Excerpt provided:
I got the movie passes not because I am ‘well-connected", but because I share a sense of mutual affection and connectedness with a volunteering organisation who thought this was a great way to tell me they valued what I do. So, off I went with my husband to make good use of them, and as we entered the multiplex and started walking towards where all the screens were, we met the usher who was checking tickets. He was a young, well-dressed and cheerful man, he looked up at us and greeted us warmly, smiled brightly, wished us a great night and hoped we enjoy our movie. It was one of those moments when you meet an employee who loves to do what they do, not because they are paid to do it, but because they want to.

That brief exchange did something for me – it made me feel included as his customer. I felt compelled to stop on way out and tell him that we did have a great night and enjoyed the movie just as he had wished for us. His face lit up, he looked delighted and mildly surprised, even. For me, this was a social experiment of sorts.

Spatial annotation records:
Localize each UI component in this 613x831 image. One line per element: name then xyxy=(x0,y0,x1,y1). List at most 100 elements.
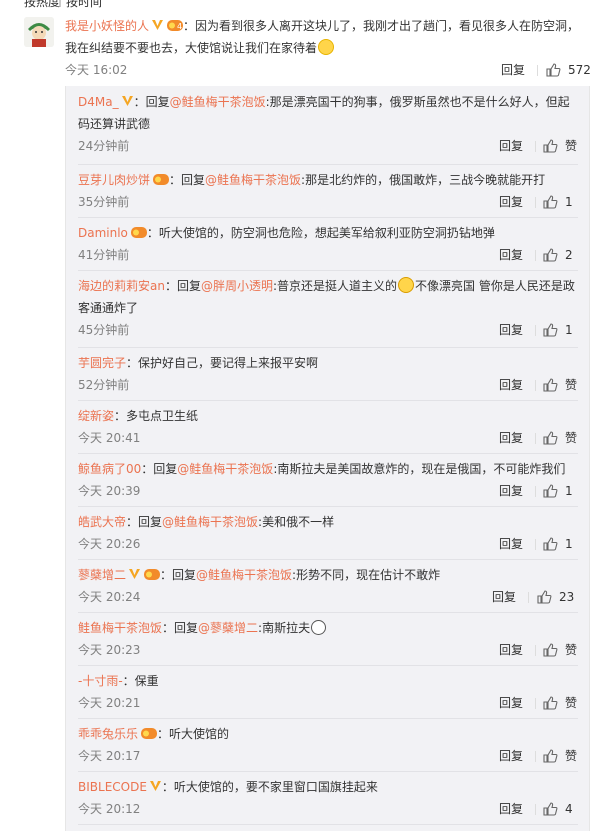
thumbs-up-icon xyxy=(543,749,558,763)
reply-body: :南斯拉夫 xyxy=(258,621,311,635)
thumbs-up-icon xyxy=(543,696,558,710)
like-count: 赞 xyxy=(565,643,578,657)
reply-body: ：听大使馆的，要不家里窗口国旗挂起来 xyxy=(161,780,378,794)
reply-time: 今天 20:41 xyxy=(78,431,141,445)
reply-username[interactable]: -十寸雨- xyxy=(78,674,123,688)
reply-button[interactable]: 回复 xyxy=(499,747,523,765)
reply-text: 芋圆完子：保护好自己，要记得上来报平安啊 xyxy=(78,352,578,374)
like-button[interactable]: 赞 xyxy=(543,641,583,659)
divider xyxy=(535,141,536,152)
like-button[interactable]: 1 xyxy=(543,193,583,211)
reply-button[interactable]: 回复 xyxy=(499,321,523,339)
reply-button[interactable]: 回复 xyxy=(499,641,523,659)
reply-divider xyxy=(78,771,578,772)
like-count: 23 xyxy=(559,590,575,604)
like-button[interactable]: 赞 xyxy=(543,137,583,155)
reply-meta: 41分钟前 回复 2 xyxy=(78,246,578,264)
reply-meta: 今天 20:26 回复 1 xyxy=(78,535,578,553)
like-button[interactable]: 1 xyxy=(543,321,583,339)
reply-username[interactable]: Daminlo xyxy=(78,226,128,240)
reply-divider xyxy=(78,824,578,825)
reply-button[interactable]: 回复 xyxy=(499,429,523,447)
reply-username[interactable]: 豆芽儿肉炒饼 xyxy=(78,173,150,187)
divider xyxy=(535,645,536,656)
reply-username[interactable]: D4Ma_ xyxy=(78,95,119,109)
reply-text: 皓武大帝：回复@鲑鱼梅干茶泡饭:美和俄不一样 xyxy=(78,511,578,533)
divider xyxy=(535,751,536,762)
reply-text: BIBLECODE ：听大使馆的，要不家里窗口国旗挂起来 xyxy=(78,776,578,798)
reply-button[interactable]: 回复 xyxy=(499,193,523,211)
reply-button[interactable]: 回复 xyxy=(499,694,523,712)
reply-body: ：保重 xyxy=(122,674,159,688)
reply-button[interactable]: 回复 xyxy=(499,246,523,264)
sweat-emoji-icon xyxy=(318,39,335,55)
reply-username[interactable]: 皓武大帝 xyxy=(78,515,126,529)
reply-time: 今天 20:21 xyxy=(78,696,141,710)
divider xyxy=(535,698,536,709)
mention-link[interactable]: @鲑鱼梅干茶泡饭 xyxy=(177,462,273,476)
reply-text: D4Ma_ ：回复@鲑鱼梅干茶泡饭:那是漂亮国干的狗事，俄罗斯虽然也不是什么好人，… xyxy=(78,91,578,135)
main-like-button[interactable]: 572 xyxy=(546,61,606,79)
like-button[interactable]: 1 xyxy=(543,535,583,553)
reply-body: :形势不同，现在估计不敢炸 xyxy=(292,568,441,582)
reply-time: 今天 20:17 xyxy=(78,749,141,763)
reply-meta: 52分钟前 回复 赞 xyxy=(78,376,578,394)
reply-username[interactable]: 海边的莉莉安an xyxy=(78,279,165,293)
reply-body: ：保护好自己，要记得上来报平安啊 xyxy=(126,356,319,370)
reply-username[interactable]: 乖乖兔乐乐 xyxy=(78,727,138,741)
reply-username[interactable]: BIBLECODE xyxy=(78,780,147,794)
reply-username[interactable]: 鲑鱼梅干茶泡饭 xyxy=(78,621,162,635)
like-button[interactable]: 赞 xyxy=(543,694,583,712)
reply-username[interactable]: 绽新姿 xyxy=(78,409,114,423)
reply-meta: 今天 20:23 回复 赞 xyxy=(78,641,578,659)
reply-username[interactable]: 芋圆完子 xyxy=(78,356,126,370)
scared-emoji-icon xyxy=(311,620,327,635)
like-count: 4 xyxy=(565,802,573,816)
like-button[interactable]: 23 xyxy=(537,588,577,606)
sort-by-time-tab[interactable]: 按时间 xyxy=(66,0,102,10)
reply-prefix: ：回复 xyxy=(141,462,178,476)
thumbs-up-icon xyxy=(543,248,558,262)
reply-prefix: ：回复 xyxy=(160,568,197,582)
reply-username[interactable]: 鲸鱼病了00 xyxy=(78,462,141,476)
like-button[interactable]: 4 xyxy=(543,800,583,818)
like-button[interactable]: 2 xyxy=(543,246,583,264)
mention-link[interactable]: @鲑鱼梅干茶泡饭 xyxy=(196,568,292,582)
main-like-count: 572 xyxy=(568,63,591,77)
main-reply-button[interactable]: 回复 xyxy=(501,61,525,79)
thumbs-up-icon xyxy=(543,378,558,392)
reply-button[interactable]: 回复 xyxy=(499,482,523,500)
thumbs-up-icon xyxy=(543,643,558,657)
reply-button[interactable]: 回复 xyxy=(499,376,523,394)
reply-button[interactable]: 回复 xyxy=(499,800,523,818)
thumbs-up-icon xyxy=(543,431,558,445)
reply-meta: 今天 20:24 回复 23 xyxy=(78,588,578,606)
like-button[interactable]: 赞 xyxy=(543,429,583,447)
verified-v-icon xyxy=(149,781,161,791)
reply-button[interactable]: 回复 xyxy=(499,137,523,155)
reply-button[interactable]: 回复 xyxy=(492,588,516,606)
mention-link[interactable]: @胖周小透明 xyxy=(201,279,273,293)
mention-link[interactable]: @鲑鱼梅干茶泡饭 xyxy=(170,95,266,109)
like-count: 赞 xyxy=(565,378,578,392)
divider xyxy=(535,325,536,336)
reply-username[interactable]: 蓼蘖增二 xyxy=(78,568,126,582)
mention-link[interactable]: @蓼蘖增二 xyxy=(198,621,258,635)
reply-divider xyxy=(78,347,578,348)
like-button[interactable]: 赞 xyxy=(543,376,583,394)
like-button[interactable]: 1 xyxy=(543,482,583,500)
vip-badge-icon xyxy=(144,569,161,580)
reply-body: :普京还是挺人道主义的 xyxy=(273,279,398,293)
vip-badge-icon xyxy=(153,174,170,185)
reply-body: :美和俄不一样 xyxy=(258,515,335,529)
thinking-emoji-icon xyxy=(398,277,415,293)
like-button[interactable]: 赞 xyxy=(543,747,583,765)
reply-button[interactable]: 回复 xyxy=(499,535,523,553)
reply-time: 52分钟前 xyxy=(78,378,130,392)
avatar[interactable] xyxy=(24,17,54,47)
main-comment-username[interactable]: 我是小妖怪的人 xyxy=(65,19,149,33)
reply-text: -十寸雨-：保重 xyxy=(78,670,578,692)
sort-by-hot-tab[interactable]: 按热度 xyxy=(24,0,60,10)
mention-link[interactable]: @鲑鱼梅干茶泡饭 xyxy=(162,515,258,529)
mention-link[interactable]: @鲑鱼梅干茶泡饭 xyxy=(205,173,301,187)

Exercise goal: Continue the account of the friendly cinema usher, starting right after its last sentence. This material has no connection to the text about the cinema usher.

Task response:
It doesn’t matter if the person is a stranger and we don’t know their name, when we reciprocate connection, we feel connected and included. Inclusion doesn't depend on familiarity & connection doesn't take time.

The fact that this exchange stood out for me also tells me that people sincerely meaning what they say is not as common as we might think. More people feel disconnected, lonely, misunderstood and excluded in our world than any other time in history, perhaps.

A reflection of that reality is that close to 800 000 people die due to suicide every year, which is one person every 40 seconds. Many more attempt suicide. Suicide is the second leading cause of death among 15-29 year olds globally. We call that age-group our future.

All is not well with our world, even if the person sitting next to us is keeping it together for a few hours, and doesn’t let on if they need help or are craving for a real conversation with a real person. A conversation that tells them they are accepted the way they are, they are valued and that their life matters to us.

It might help us to know that connection is not a function of time or money it’s a function of intention. It barely took a few seconds to have the exchange I described above with the usher at the multiplex. I hope our chat made him feel meaningful in his work and as a professional, and that what he did made a difference to me. Connection is not time consuming, relationships take time though, and all good relationships are built on the solid foundation of moments invested in connecting and reciprocating connection. That takes intention and over time, we form a great relationship - one person at a time.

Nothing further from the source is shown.